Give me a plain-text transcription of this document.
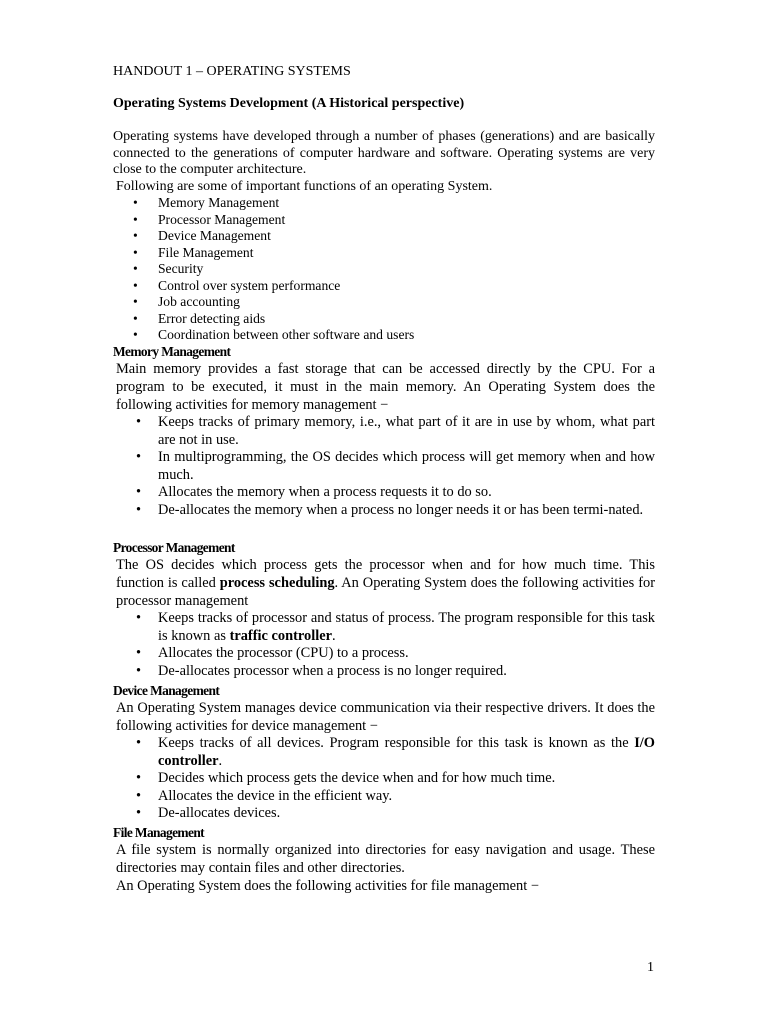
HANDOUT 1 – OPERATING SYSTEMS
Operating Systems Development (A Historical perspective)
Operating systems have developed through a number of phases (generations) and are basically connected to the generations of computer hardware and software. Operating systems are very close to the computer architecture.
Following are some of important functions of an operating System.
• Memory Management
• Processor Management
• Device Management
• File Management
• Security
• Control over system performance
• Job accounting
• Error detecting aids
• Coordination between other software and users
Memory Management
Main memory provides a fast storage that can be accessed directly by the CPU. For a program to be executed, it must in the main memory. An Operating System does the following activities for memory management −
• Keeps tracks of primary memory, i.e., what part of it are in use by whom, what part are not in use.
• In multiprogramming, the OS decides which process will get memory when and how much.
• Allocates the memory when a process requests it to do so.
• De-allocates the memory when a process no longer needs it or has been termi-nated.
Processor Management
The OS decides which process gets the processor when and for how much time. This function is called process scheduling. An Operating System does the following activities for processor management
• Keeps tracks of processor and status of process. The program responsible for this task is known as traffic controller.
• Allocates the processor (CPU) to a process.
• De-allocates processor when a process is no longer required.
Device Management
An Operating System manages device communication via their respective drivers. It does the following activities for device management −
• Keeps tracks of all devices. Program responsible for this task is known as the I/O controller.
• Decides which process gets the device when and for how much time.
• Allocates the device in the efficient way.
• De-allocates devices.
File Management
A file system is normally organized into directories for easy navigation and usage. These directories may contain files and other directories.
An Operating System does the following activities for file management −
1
____
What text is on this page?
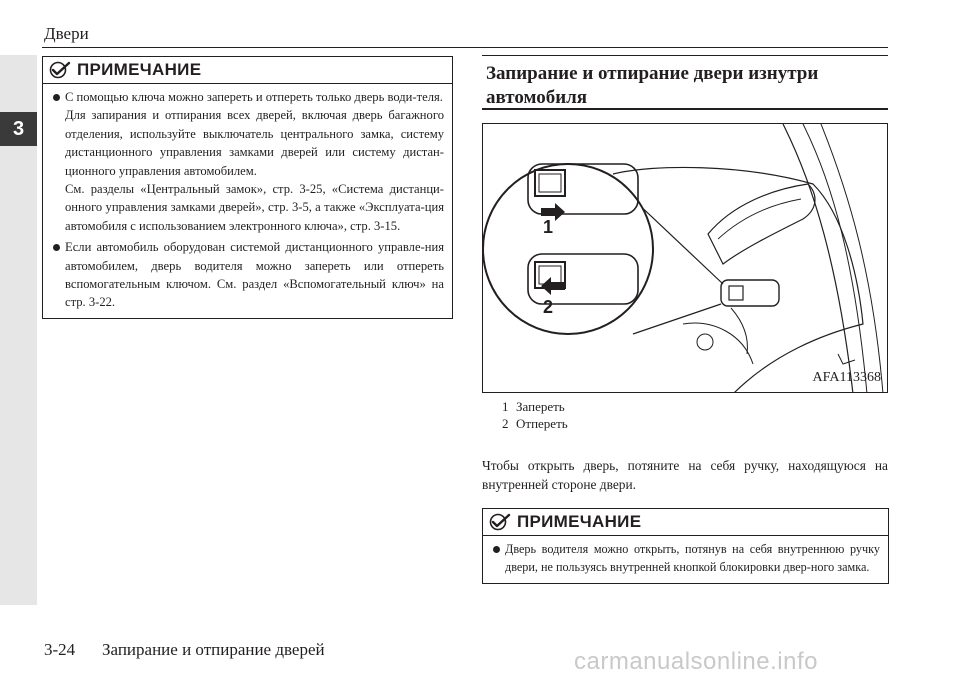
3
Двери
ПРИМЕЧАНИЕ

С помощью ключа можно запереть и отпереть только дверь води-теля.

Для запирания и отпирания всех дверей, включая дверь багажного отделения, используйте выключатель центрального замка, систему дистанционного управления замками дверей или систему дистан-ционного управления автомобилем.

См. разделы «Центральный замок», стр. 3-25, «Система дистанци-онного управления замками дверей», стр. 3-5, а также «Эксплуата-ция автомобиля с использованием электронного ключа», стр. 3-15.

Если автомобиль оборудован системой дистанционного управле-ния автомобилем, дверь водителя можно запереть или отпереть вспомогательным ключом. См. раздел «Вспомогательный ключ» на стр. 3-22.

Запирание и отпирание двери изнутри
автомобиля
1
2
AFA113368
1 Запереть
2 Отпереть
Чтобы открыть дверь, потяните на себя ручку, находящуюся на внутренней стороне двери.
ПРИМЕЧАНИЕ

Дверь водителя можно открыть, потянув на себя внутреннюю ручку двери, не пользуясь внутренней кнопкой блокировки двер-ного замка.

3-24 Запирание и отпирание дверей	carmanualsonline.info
____
### What is required
Using the material above, report each line where "software" occurs.

### Task response
Operating systems have developed through a number of phases (generations) and are basically connected to the generations of computer hardware and software. Operating systems are very close to the computer architecture.
• Coordination between other software and users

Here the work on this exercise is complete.